Set exercise: The records that follow are to be repeated without alteration.
━━━ Rows
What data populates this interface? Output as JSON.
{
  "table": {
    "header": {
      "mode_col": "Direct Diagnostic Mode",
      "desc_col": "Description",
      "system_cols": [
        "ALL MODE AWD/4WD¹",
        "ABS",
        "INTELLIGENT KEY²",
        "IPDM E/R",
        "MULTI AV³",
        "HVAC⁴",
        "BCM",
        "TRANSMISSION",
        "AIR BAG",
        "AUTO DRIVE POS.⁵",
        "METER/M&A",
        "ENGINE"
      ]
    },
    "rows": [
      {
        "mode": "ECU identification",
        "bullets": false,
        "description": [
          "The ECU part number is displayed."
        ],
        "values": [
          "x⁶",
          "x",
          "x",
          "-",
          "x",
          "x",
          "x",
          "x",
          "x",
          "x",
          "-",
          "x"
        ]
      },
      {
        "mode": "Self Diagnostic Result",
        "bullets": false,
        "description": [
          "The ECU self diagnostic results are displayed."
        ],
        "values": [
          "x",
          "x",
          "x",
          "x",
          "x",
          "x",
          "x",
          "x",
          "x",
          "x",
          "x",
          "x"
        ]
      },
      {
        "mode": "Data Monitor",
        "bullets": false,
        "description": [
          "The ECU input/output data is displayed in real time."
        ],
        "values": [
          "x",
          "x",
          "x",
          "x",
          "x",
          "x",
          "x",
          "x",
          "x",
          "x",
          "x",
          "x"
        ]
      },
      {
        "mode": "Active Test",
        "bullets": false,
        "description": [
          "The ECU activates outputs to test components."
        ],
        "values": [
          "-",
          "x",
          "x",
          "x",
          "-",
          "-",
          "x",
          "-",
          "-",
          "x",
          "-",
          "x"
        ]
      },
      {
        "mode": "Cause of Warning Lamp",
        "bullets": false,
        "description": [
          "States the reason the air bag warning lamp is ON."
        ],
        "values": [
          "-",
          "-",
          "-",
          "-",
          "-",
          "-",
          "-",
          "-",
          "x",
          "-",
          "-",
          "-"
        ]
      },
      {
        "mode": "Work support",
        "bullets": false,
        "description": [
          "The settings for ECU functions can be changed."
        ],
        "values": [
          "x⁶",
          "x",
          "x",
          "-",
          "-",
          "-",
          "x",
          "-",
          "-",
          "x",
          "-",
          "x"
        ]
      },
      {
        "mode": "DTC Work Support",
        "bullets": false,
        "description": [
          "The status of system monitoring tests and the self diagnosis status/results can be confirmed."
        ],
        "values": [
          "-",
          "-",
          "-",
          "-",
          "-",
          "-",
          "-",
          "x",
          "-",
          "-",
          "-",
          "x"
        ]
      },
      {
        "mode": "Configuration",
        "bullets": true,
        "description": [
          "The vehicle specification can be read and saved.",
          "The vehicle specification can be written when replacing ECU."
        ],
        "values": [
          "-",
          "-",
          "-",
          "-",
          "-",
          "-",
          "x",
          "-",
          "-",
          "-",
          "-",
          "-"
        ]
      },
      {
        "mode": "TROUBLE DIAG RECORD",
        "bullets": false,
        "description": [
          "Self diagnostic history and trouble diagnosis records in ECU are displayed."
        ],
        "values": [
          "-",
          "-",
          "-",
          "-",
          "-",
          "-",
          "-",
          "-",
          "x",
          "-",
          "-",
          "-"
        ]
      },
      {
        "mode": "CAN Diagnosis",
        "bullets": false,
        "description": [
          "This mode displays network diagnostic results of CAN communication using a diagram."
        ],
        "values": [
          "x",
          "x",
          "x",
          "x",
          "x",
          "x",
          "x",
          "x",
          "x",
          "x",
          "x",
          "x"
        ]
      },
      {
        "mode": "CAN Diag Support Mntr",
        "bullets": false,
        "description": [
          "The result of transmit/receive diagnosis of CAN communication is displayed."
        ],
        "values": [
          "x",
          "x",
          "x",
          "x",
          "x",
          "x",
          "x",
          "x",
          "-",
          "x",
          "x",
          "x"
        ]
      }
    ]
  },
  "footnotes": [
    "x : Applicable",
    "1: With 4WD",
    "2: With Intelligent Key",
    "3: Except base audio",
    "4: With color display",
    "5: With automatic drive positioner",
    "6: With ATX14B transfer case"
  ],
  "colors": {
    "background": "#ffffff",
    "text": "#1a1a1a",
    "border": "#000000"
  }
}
━━━━━━
Solution to this task:
What data populates this interface? Output as JSON.
{
  "table": {
    "header": {
      "mode_col": "Direct Diagnostic Mode",
      "desc_col": "Description",
      "system_cols": [
        "ALL MODE AWD/4WD¹",
        "ABS",
        "INTELLIGENT KEY²",
        "IPDM E/R",
        "MULTI AV³",
        "HVAC⁴",
        "BCM",
        "TRANSMISSION",
        "AIR BAG",
        "AUTO DRIVE POS.⁵",
        "METER/M&A",
        "ENGINE"
      ]
    },
    "rows": [
      {
        "mode": "ECU identification",
        "bullets": false,
        "description": [
          "The ECU part number is displayed."
        ],
        "values": [
          "x⁶",
          "x",
          "x",
          "-",
          "x",
          "x",
          "x",
          "x",
          "x",
          "x",
          "-",
          "x"
        ]
      },
      {
        "mode": "Self Diagnostic Result",
        "bullets": false,
        "description": [
          "The ECU self diagnostic results are displayed."
        ],
        "values": [
          "x",
          "x",
          "x",
          "x",
          "x",
          "x",
          "x",
          "x",
          "x",
          "x",
          "x",
          "x"
        ]
      },
      {
        "mode": "Data Monitor",
        "bullets": false,
        "description": [
          "The ECU input/output data is displayed in real time."
        ],
        "values": [
          "x",
          "x",
          "x",
          "x",
          "x",
          "x",
          "x",
          "x",
          "x",
          "x",
          "x",
          "x"
        ]
      },
      {
        "mode": "Active Test",
        "bullets": false,
        "description": [
          "The ECU activates outputs to test components."
        ],
        "values": [
          "-",
          "x",
          "x",
          "x",
          "-",
          "-",
          "x",
          "-",
          "-",
          "x",
          "-",
          "x"
        ]
      },
      {
        "mode": "Cause of Warning Lamp",
        "bullets": false,
        "description": [
          "States the reason the air bag warning lamp is ON."
        ],
        "values": [
          "-",
          "-",
          "-",
          "-",
          "-",
          "-",
          "-",
          "-",
          "x",
          "-",
          "-",
          "-"
        ]
      },
      {
        "mode": "Work support",
        "bullets": false,
        "description": [
          "The settings for ECU functions can be changed."
        ],
        "values": [
          "x⁶",
          "x",
          "x",
          "-",
          "-",
          "-",
          "x",
          "-",
          "-",
          "x",
          "-",
          "x"
        ]
      },
      {
        "mode": "DTC Work Support",
        "bullets": false,
        "description": [
          "The status of system monitoring tests and the self diagnosis status/results can be confirmed."
        ],
        "values": [
          "-",
          "-",
          "-",
          "-",
          "-",
          "-",
          "-",
          "x",
          "-",
          "-",
          "-",
          "x"
        ]
      },
      {
        "mode": "Configuration",
        "bullets": true,
        "description": [
          "The vehicle specification can be read and saved.",
          "The vehicle specification can be written when replacing ECU."
        ],
        "values": [
          "-",
          "-",
          "-",
          "-",
          "-",
          "-",
          "x",
          "-",
          "-",
          "-",
          "-",
          "-"
        ]
      },
      {
        "mode": "TROUBLE DIAG RECORD",
        "bullets": false,
        "description": [
          "Self diagnostic history and trouble diagnosis records in ECU are displayed."
        ],
        "values": [
          "-",
          "-",
          "-",
          "-",
          "-",
          "-",
          "-",
          "-",
          "x",
          "-",
          "-",
          "-"
        ]
      },
      {
        "mode": "CAN Diagnosis",
        "bullets": false,
        "description": [
          "This mode displays network diagnostic results of CAN communication using a diagram."
        ],
        "values": [
          "x",
          "x",
          "x",
          "x",
          "x",
          "x",
          "x",
          "x",
          "x",
          "x",
          "x",
          "x"
        ]
      },
      {
        "mode": "CAN Diag Support Mntr",
        "bullets": false,
        "description": [
          "The result of transmit/receive diagnosis of CAN communication is displayed."
        ],
        "values": [
          "x",
          "x",
          "x",
          "x",
          "x",
          "x",
          "x",
          "x",
          "-",
          "x",
          "x",
          "x"
        ]
      }
    ]
  },
  "footnotes": [
    "x : Applicable",
    "1: With 4WD",
    "2: With Intelligent Key",
    "3: Except base audio",
    "4: With color display",
    "5: With automatic drive positioner",
    "6: With ATX14B transfer case"
  ],
  "colors": {
    "background": "#ffffff",
    "text": "#1a1a1a",
    "border": "#000000"
  }
}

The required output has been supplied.